Data entries for graphics:
....
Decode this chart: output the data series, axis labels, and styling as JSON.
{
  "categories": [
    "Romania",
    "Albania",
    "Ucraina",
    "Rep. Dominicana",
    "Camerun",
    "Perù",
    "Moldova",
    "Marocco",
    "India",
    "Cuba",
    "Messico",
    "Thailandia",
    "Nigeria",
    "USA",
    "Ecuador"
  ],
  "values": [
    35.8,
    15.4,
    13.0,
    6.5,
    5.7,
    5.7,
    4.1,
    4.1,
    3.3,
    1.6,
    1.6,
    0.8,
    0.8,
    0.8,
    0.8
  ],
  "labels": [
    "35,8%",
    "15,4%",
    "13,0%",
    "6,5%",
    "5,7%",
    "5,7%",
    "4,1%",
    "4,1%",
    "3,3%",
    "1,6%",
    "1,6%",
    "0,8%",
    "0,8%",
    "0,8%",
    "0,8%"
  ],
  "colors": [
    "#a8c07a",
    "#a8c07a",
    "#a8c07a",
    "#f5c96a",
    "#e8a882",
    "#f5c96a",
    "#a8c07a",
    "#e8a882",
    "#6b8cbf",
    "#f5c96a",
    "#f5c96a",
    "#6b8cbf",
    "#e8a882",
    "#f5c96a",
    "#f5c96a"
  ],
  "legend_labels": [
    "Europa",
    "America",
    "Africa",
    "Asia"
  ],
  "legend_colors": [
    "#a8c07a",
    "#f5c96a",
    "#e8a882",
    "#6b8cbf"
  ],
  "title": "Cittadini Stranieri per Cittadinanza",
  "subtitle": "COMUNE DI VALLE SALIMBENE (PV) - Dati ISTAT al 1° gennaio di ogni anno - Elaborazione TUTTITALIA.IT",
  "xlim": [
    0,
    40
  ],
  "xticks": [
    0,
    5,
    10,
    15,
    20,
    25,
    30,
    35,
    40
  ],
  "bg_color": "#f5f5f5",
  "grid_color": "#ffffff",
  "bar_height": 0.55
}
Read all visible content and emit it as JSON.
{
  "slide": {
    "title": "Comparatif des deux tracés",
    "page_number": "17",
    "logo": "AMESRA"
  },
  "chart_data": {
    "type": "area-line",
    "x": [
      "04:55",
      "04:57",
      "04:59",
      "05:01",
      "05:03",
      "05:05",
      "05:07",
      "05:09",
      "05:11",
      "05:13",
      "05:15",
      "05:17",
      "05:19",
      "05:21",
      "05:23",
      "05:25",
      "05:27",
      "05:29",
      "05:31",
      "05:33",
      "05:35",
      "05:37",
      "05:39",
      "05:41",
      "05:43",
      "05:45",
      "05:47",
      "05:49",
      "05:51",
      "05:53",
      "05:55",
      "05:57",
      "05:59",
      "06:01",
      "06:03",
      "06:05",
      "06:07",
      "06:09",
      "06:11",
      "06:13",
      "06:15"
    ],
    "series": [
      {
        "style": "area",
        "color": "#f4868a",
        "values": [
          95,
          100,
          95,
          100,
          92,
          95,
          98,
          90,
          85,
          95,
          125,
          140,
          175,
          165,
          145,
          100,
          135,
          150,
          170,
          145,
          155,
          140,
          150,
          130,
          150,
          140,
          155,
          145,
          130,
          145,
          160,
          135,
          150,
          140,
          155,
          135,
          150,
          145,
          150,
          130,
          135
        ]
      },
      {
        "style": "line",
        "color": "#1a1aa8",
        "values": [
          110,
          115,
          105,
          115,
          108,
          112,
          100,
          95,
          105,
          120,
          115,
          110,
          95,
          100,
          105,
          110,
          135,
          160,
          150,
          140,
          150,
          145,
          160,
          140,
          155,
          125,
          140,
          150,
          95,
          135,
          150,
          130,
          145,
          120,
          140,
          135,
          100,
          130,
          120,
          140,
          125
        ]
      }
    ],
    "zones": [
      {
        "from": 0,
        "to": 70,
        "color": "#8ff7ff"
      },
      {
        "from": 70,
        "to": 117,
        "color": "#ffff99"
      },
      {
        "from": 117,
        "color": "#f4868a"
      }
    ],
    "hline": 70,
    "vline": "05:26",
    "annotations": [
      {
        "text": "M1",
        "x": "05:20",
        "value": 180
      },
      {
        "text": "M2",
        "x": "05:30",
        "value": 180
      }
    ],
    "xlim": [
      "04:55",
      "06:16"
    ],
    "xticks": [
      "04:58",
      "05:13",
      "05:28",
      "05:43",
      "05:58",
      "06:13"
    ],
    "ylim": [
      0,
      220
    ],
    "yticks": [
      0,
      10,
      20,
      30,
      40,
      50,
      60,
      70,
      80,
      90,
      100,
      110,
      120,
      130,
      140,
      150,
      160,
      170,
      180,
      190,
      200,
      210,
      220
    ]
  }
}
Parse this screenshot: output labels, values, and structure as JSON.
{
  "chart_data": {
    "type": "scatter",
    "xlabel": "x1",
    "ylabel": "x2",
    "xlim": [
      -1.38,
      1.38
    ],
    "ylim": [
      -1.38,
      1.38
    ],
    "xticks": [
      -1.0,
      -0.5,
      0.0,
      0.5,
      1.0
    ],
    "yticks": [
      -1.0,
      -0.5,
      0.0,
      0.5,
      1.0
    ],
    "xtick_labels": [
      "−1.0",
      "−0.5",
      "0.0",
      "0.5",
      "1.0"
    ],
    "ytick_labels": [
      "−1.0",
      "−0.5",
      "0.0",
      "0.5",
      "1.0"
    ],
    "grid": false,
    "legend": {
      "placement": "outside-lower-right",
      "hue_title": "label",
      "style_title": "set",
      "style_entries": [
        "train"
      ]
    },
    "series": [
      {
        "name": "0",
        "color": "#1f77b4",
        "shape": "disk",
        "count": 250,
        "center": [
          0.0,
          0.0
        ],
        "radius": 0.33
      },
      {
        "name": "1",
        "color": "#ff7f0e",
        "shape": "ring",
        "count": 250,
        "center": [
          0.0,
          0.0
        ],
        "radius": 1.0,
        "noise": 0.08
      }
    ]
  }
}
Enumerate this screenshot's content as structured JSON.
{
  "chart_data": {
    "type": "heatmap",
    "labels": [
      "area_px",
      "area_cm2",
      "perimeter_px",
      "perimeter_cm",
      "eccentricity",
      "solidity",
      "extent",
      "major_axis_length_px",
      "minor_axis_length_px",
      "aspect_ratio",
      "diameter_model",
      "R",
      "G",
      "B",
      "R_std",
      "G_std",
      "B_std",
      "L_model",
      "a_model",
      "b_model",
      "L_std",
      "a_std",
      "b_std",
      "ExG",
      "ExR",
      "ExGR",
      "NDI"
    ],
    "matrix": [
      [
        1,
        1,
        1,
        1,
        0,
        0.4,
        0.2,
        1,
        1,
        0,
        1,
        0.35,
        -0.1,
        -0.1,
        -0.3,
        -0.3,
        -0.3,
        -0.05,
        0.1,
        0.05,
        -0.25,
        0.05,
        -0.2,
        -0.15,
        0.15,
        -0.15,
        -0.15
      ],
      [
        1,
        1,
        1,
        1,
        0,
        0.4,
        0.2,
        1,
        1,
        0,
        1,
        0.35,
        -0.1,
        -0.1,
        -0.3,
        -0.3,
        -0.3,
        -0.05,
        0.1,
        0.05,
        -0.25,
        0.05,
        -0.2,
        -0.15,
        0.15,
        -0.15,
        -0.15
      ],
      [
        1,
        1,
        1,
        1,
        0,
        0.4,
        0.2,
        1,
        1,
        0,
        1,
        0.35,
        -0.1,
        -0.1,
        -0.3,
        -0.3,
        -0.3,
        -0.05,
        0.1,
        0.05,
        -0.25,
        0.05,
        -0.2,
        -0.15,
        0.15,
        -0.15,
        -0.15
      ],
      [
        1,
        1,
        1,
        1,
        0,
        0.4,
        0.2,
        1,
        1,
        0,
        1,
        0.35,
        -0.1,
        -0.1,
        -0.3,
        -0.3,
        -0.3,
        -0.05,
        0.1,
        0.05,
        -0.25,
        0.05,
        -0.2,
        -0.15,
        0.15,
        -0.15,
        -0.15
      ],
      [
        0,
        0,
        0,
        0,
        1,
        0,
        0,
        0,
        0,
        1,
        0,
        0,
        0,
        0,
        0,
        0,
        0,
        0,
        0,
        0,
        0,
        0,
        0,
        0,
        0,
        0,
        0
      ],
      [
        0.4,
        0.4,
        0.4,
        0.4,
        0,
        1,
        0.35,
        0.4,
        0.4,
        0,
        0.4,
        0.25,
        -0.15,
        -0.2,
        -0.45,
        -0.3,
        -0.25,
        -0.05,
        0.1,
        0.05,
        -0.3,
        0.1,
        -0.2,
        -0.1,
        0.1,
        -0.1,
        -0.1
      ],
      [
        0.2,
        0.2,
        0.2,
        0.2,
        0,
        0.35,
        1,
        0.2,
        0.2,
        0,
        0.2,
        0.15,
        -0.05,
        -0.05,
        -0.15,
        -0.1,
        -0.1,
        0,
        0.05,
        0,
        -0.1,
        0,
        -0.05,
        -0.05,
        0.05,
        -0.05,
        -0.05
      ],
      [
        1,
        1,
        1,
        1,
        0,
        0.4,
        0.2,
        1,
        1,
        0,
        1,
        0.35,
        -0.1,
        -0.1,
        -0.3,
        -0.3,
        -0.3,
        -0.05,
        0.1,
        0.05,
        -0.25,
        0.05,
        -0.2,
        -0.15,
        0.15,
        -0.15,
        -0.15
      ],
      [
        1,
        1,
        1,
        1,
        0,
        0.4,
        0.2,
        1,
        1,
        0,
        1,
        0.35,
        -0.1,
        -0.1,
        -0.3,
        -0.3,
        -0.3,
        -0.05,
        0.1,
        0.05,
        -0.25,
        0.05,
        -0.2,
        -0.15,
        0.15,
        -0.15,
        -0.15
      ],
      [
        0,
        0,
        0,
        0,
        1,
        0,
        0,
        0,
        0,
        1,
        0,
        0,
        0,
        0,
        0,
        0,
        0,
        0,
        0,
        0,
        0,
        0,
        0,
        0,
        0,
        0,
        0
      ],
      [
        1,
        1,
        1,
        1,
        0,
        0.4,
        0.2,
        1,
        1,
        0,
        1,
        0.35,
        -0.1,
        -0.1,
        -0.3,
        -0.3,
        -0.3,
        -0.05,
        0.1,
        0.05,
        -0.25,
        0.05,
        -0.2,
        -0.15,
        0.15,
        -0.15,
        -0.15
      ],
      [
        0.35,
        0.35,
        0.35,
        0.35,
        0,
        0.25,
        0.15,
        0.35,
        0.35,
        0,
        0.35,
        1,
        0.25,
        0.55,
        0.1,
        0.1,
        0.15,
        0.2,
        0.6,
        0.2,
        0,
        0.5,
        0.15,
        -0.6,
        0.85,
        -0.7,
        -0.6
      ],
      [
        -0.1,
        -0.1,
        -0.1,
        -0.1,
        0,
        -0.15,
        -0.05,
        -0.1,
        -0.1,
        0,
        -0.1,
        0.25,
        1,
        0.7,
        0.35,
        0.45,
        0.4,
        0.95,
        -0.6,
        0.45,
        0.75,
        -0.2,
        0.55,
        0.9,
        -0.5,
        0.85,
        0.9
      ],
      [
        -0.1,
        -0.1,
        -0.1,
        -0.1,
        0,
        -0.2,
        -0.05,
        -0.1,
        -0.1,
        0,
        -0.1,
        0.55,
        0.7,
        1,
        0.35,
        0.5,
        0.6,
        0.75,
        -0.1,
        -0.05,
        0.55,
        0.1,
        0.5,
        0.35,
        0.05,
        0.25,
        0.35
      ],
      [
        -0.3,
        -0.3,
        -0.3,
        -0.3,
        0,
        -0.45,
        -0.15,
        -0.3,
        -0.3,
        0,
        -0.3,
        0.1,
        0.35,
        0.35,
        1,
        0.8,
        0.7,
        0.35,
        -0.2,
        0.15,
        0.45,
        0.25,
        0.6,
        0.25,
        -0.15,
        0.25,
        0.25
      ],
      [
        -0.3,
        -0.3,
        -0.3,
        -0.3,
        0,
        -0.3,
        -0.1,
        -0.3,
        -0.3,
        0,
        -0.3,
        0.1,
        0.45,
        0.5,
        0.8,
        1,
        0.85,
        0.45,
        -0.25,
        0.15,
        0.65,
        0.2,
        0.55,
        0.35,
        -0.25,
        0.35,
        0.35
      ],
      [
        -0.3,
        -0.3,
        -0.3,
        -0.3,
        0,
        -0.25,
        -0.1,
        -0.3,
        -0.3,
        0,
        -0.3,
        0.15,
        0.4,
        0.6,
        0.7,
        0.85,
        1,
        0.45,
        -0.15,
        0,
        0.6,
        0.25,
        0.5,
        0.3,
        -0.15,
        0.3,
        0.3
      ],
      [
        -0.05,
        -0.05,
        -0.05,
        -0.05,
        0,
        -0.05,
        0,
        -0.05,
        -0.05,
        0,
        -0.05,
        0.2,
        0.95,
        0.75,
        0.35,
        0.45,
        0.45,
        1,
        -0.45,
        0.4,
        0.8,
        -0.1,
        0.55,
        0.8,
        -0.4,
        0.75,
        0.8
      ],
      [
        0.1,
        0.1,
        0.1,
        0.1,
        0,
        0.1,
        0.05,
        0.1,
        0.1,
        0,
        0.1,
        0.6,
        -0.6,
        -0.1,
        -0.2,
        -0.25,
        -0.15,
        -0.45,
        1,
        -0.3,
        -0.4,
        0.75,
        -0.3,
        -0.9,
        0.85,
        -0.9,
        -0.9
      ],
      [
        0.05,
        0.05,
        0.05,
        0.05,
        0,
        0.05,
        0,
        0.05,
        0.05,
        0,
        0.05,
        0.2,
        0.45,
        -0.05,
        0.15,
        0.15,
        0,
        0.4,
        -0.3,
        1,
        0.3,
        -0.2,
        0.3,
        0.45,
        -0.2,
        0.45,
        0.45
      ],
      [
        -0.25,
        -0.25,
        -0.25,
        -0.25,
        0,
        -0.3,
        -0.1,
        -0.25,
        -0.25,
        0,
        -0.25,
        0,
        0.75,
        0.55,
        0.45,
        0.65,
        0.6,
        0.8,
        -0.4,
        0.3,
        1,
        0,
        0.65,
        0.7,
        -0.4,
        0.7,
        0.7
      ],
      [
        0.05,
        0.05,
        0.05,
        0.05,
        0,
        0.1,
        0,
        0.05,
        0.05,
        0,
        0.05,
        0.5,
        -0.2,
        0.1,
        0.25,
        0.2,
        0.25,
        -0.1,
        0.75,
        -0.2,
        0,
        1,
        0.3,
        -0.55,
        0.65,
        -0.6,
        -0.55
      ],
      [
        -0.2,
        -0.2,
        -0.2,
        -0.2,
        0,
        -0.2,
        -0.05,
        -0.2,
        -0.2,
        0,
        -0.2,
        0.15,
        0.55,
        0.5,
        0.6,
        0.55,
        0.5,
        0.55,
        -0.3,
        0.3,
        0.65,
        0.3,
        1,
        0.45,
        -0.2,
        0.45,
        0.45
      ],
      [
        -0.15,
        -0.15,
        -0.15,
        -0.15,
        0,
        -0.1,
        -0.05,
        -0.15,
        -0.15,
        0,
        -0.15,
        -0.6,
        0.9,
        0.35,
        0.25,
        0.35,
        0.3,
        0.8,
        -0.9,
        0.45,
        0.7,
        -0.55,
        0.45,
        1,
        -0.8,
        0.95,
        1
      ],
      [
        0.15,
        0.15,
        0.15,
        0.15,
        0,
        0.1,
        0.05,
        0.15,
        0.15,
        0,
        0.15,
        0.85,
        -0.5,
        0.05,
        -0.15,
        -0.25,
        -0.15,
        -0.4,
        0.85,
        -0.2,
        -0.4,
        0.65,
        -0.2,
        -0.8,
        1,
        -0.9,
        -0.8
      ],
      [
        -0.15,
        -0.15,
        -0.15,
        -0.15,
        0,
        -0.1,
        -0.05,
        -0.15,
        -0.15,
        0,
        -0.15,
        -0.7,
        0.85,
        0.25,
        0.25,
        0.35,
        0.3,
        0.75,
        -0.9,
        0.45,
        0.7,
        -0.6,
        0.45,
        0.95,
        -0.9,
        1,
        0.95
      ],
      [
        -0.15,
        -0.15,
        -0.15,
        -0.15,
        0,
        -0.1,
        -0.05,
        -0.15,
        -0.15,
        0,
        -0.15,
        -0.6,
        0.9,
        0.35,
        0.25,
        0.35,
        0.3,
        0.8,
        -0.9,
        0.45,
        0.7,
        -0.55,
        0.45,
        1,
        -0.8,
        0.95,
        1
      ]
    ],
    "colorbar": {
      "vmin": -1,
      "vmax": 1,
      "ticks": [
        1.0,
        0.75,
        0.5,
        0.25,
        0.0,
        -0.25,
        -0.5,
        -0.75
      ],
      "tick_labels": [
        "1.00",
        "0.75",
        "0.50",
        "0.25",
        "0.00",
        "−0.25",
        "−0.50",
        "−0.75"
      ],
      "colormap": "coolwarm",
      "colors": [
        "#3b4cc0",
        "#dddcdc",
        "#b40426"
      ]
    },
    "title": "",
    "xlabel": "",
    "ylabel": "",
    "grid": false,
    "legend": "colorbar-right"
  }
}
....
**INSTRUCTIONS FOR THE TASK**
Copy out each line of the data where the string "right" appears.

**SOLUTION TO THIS EXERCISE**
      "placement": "outside-lower-right",
    "legend": "colorbar-right"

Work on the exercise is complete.